- _Required task 1_
According to the parallel resistors page, who created the lesson?
- _Required task 2_
Write the next part of the parallel resistors page, picking up after its last line.

- _Given passage_
** Begin **

Lesson 5: Series and parallel resistors# Parallel resistors (derivation)

Discover the fascinating world of parallel resistors in electrical circuits! Learn how to identify parallel resistors, understand the concept of shared nodes and voltage, and apply Ohm's law to calculate equivalent resistance. Master the formula for parallel resistors and enhance your circuit analysis skills with real-life examples. Created by Willy McAllister.

## Want to join the conversation?

- May be asking this question prematurely, but the obvious questions is this: why does the net resistance actually DECREASE when using 2 resistors in parallel?(11 votes)
- Think of it this way, imagine you are in a supermarket and a bunch of people want to check stuff out. If you only have one cashier, the lines going to go pretty slowly. But if you add another cashier, more people can get their stuff checked out and the line would go faster. The more cashiers you add, the faster the line will go. Parallel circuits work similarly. The more resistors you add, the more paths through which current can flow. Hope this helps!(37 votes)

- Hi, I know how to calculate resistors in parallel but I've never fully understood the math behind it. To be more specific, I don't understand why we take 1/R1 + 1/R2. Can anyone please explain this to me or link to a useful video? Thanks.(11 votes)

** End **

- _Records shown_
** Begin **

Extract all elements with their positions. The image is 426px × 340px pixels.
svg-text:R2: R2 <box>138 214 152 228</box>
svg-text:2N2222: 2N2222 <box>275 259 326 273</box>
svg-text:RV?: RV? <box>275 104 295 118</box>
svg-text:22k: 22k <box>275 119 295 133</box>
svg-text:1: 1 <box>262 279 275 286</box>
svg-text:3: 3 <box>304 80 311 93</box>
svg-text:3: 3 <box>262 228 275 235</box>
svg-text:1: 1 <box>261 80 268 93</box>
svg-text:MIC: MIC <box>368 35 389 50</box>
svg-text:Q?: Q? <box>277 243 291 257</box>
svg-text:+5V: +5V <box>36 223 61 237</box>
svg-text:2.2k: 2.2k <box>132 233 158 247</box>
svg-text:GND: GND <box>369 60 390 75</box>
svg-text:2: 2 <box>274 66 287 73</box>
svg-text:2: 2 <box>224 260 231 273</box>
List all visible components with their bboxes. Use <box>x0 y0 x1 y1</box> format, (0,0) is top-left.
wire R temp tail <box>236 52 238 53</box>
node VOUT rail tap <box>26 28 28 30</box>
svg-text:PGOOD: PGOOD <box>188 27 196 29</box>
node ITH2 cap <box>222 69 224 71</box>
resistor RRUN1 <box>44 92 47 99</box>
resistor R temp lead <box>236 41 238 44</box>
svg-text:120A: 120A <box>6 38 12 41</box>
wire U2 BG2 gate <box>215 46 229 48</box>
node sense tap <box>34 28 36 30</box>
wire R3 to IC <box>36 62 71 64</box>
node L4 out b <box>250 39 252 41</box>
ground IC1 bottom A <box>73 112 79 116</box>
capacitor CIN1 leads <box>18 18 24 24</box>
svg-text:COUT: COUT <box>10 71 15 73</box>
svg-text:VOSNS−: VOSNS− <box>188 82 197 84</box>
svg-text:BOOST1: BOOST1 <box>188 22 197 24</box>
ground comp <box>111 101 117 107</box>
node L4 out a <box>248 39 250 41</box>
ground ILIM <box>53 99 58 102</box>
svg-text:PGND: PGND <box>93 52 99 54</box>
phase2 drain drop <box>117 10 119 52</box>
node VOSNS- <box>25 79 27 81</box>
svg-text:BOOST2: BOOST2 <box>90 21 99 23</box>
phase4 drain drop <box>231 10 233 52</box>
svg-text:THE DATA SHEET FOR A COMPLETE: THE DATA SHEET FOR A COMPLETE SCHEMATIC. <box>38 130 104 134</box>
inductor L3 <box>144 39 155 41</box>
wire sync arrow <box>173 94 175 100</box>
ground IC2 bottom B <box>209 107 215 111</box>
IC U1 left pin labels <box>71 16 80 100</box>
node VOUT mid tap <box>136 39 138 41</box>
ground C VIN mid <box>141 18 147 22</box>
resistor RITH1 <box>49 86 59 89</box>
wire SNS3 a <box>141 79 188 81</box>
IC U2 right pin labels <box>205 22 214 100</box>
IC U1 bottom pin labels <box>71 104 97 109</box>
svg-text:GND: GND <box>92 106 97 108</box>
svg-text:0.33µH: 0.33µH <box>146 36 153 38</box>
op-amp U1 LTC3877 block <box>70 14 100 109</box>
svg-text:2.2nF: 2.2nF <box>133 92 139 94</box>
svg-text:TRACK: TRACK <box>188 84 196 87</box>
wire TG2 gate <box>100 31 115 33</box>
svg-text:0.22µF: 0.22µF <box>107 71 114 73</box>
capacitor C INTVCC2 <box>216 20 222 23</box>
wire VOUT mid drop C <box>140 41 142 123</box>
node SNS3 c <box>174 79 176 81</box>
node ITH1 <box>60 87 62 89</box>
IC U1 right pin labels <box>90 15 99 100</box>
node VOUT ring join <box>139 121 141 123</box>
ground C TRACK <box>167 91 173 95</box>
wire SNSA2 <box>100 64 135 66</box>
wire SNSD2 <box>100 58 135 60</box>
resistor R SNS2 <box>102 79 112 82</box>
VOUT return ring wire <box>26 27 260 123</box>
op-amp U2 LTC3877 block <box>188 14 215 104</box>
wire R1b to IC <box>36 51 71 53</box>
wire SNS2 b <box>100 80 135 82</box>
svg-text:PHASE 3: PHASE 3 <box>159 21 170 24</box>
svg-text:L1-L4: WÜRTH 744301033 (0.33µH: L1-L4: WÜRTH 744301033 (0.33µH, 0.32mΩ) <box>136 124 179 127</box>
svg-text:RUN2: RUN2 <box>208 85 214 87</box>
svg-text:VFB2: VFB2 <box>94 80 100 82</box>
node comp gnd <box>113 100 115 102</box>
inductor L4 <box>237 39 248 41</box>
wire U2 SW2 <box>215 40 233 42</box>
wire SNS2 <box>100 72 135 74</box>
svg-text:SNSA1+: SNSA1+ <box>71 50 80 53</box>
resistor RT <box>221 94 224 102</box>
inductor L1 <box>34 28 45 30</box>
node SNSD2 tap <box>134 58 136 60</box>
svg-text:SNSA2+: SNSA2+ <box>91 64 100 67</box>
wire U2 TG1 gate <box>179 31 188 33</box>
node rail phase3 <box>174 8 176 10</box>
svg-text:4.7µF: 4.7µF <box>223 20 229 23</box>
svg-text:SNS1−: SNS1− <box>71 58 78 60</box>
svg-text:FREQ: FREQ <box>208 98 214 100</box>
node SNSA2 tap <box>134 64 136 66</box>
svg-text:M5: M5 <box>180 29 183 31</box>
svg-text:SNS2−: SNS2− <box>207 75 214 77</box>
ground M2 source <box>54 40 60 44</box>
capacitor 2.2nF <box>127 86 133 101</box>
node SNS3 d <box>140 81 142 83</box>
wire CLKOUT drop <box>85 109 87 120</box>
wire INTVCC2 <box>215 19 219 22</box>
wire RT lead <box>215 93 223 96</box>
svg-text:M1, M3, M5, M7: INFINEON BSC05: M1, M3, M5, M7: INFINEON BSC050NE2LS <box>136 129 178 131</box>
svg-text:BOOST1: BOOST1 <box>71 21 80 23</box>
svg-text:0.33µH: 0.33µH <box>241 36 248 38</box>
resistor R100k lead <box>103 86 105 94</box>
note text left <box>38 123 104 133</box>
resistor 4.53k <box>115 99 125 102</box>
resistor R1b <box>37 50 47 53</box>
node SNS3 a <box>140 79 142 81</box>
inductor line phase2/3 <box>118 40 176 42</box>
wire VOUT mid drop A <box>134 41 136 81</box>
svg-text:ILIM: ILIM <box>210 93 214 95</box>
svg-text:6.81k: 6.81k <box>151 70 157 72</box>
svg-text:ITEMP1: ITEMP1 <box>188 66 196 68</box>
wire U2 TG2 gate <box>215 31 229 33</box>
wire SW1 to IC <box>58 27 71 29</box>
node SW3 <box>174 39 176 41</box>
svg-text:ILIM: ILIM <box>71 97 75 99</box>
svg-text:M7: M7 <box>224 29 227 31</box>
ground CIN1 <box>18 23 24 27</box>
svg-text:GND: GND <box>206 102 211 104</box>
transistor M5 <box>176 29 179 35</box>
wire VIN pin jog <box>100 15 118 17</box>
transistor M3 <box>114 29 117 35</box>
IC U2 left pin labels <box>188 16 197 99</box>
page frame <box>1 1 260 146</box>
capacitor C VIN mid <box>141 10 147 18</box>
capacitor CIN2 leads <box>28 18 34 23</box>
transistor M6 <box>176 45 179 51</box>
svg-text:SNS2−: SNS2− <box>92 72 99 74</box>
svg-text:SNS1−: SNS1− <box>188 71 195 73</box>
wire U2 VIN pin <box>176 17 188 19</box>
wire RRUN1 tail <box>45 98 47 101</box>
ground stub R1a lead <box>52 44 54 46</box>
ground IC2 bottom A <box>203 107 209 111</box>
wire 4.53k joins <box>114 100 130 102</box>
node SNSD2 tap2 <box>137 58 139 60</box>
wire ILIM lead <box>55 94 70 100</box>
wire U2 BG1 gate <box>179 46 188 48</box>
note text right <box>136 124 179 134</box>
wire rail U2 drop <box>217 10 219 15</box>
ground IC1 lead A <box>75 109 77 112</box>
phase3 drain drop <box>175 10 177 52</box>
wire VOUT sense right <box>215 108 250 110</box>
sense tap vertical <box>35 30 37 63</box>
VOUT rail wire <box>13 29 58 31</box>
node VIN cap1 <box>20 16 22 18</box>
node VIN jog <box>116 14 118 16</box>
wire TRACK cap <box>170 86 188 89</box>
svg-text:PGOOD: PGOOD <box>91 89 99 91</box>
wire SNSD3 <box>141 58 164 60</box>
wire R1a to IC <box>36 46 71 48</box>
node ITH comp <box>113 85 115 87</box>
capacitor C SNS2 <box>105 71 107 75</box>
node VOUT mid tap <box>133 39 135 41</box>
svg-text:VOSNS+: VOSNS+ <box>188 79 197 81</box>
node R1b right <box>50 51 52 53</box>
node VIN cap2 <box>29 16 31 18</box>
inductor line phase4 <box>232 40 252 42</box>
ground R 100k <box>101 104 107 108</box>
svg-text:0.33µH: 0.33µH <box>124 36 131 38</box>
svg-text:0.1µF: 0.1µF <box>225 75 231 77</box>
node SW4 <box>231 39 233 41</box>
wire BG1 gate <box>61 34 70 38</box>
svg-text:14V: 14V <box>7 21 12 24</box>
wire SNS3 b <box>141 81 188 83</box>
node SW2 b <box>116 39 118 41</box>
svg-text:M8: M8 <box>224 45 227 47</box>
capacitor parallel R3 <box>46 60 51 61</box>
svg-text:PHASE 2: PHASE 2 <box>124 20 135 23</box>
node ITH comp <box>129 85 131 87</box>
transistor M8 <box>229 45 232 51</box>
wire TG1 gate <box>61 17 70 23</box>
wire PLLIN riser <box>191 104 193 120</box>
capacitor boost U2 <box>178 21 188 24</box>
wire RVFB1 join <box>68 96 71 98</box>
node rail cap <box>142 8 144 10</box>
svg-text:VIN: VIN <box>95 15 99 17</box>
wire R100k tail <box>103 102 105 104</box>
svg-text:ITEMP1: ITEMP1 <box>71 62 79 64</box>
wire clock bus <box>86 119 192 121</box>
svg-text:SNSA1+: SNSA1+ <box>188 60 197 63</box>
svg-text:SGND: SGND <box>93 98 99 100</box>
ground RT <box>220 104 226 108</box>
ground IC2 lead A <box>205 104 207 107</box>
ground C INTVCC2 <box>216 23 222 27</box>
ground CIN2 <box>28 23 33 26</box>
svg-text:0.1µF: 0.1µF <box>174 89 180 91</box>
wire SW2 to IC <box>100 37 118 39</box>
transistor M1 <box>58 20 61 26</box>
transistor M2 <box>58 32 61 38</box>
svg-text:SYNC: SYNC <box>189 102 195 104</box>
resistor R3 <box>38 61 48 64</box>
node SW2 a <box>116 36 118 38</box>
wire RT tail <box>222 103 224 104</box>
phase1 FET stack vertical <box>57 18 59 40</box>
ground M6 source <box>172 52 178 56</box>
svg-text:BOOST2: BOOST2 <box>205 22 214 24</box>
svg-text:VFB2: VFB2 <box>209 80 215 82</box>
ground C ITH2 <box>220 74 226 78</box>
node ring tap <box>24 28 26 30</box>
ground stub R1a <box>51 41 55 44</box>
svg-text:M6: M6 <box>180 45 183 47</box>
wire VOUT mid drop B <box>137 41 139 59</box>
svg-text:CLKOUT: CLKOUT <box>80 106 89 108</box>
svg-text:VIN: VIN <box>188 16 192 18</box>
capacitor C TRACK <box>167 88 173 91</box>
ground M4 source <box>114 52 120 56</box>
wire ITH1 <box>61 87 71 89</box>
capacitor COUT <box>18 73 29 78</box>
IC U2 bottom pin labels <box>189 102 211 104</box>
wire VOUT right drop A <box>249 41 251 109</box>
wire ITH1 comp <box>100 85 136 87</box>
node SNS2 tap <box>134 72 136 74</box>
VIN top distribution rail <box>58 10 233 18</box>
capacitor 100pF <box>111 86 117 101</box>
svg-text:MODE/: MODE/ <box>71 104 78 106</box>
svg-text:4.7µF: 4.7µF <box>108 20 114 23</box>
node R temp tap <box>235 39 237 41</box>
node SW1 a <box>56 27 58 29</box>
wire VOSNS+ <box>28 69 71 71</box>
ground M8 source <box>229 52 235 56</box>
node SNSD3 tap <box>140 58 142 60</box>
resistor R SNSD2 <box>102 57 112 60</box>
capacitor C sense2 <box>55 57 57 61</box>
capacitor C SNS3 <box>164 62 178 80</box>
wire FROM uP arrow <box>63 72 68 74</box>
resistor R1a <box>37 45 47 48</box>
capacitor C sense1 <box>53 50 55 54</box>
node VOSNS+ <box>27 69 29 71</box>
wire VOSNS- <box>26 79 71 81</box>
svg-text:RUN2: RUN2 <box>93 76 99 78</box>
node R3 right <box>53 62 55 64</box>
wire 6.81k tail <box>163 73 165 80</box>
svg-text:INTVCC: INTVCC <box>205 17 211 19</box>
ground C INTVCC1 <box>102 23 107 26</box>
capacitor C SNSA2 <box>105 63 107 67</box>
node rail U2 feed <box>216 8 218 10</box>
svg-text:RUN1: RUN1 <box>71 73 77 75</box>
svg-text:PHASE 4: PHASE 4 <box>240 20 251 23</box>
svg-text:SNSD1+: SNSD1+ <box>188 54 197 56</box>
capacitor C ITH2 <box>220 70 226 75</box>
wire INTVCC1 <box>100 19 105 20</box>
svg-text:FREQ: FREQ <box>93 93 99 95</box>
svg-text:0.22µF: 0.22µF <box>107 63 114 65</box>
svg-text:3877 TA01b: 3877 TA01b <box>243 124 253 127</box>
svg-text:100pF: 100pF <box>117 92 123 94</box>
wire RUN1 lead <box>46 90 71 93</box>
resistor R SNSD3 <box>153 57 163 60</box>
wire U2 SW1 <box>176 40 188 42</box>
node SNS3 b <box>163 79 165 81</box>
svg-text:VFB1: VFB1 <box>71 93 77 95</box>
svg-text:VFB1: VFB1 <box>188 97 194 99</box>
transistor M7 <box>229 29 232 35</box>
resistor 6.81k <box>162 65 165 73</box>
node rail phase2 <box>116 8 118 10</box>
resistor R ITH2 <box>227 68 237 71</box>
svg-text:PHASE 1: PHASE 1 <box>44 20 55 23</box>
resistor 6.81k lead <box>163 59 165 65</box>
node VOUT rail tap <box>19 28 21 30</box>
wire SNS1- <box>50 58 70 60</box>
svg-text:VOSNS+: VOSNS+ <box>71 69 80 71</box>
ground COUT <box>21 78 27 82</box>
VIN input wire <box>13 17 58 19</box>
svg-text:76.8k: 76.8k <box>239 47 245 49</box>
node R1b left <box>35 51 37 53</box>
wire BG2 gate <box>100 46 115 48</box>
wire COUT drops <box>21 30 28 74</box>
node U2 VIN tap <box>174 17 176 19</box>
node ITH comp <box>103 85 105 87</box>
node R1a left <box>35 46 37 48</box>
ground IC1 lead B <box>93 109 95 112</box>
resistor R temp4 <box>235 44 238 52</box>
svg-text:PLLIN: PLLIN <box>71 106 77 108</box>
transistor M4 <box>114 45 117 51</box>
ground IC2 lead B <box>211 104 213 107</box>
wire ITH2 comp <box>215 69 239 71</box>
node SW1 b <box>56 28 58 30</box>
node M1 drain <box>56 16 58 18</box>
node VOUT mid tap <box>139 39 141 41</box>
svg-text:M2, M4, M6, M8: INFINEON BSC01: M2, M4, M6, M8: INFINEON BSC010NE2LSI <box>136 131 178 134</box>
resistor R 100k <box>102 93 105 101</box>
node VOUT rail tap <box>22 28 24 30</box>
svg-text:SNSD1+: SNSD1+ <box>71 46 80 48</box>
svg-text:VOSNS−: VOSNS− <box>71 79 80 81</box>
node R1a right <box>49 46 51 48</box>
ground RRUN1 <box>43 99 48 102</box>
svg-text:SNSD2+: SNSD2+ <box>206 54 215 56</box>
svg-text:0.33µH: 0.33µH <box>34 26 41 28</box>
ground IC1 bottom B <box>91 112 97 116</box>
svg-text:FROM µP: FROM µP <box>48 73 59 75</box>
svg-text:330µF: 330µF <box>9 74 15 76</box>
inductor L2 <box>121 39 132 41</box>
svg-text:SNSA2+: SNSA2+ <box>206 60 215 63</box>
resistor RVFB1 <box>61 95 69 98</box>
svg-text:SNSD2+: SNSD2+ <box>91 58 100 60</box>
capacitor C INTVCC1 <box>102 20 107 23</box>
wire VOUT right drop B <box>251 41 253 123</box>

** End **
** Begin **

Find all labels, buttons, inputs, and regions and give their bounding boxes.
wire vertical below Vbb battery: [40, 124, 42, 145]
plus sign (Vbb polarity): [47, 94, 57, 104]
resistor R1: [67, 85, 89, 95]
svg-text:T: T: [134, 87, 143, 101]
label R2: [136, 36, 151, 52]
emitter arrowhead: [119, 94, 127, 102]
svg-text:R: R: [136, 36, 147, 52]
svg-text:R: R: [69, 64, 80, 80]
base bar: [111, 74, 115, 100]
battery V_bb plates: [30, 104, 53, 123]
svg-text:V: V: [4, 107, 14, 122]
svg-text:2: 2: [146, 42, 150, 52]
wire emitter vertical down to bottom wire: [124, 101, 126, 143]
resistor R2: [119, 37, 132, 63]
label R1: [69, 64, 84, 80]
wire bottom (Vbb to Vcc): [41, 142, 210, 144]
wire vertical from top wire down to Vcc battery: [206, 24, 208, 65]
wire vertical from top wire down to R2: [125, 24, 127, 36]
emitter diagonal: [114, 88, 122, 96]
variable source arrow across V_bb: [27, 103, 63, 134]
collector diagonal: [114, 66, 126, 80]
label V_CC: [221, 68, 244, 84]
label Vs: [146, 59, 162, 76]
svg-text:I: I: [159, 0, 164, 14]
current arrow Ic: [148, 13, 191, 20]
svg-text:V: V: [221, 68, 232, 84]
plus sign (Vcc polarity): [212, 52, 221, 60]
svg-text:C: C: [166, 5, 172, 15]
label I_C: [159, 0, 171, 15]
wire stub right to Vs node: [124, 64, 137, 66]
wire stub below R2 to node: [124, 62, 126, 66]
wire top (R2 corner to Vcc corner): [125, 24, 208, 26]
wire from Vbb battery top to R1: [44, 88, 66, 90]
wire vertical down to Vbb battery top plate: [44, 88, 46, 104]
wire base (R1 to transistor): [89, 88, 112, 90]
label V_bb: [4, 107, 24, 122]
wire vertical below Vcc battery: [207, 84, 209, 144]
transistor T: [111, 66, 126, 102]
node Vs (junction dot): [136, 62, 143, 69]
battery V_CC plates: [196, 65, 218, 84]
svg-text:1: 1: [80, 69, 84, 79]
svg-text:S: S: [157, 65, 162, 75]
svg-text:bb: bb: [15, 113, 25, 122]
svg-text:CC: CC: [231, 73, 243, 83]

** End **

- _Written reply 1_
Willy McAllister

- _Written reply 2_
- Hello Ben,

Here you go - hot off the YouTube presses. In this video I show how the equation may be derived by analyzing the current in the circuit.

https://www.youtube.com/watch?v=GEVjKzmr39E

Regards,

APD(7 votes)

- I might just be misunderstanding something, but I always thought that the current took the path of least resistance, so if you have parallel resistors with different amounts of resistance such as at7:43, wouldn't the current just choose the route with the 20 ohm resister?(5 votes)
- Imagine a narrow stream with water flowing. Drop a rock in the stream about 1/3 of the way from one edge. The water will split and flow around the rock on either side. The wide side corresponds to the lower resistor. Most, but not all, of the water goes on the wide side. There is always some that flows on the narrow (high resistance) side. Electric current does exactly the same thing.

If the rock is right in the center of the stream you would expect a 50-50 split of water on either side. If you move the rock slightly to one side you wouldn't expect all the water to suddenly 100% snap over to the slightly wider side.(10 votes)

- at1:23, Willy said that current divides itself. since current don't have any brain it would divide itself in a random way. then how can we find the relation of division of current?(3 votes)
- A mental image that might help is to think of water flowing in a stream. If there is a rock in the stream, the water flow splits in two, with some flowing to one side of the rock and some flowing around the other side. The water doesn't have a brain, but the process is not random. The flow of electrical current splits in the same way. It is not random, because it is based on known principles. For resistors in parallel, that principle is Ohm's Law. If you know Ohm's Law, and you realize the voltage on the two resistors is the same, you can solve for both currents.(12 votes)

- How does sharing the same node mean sharing the same voltage?(5 votes)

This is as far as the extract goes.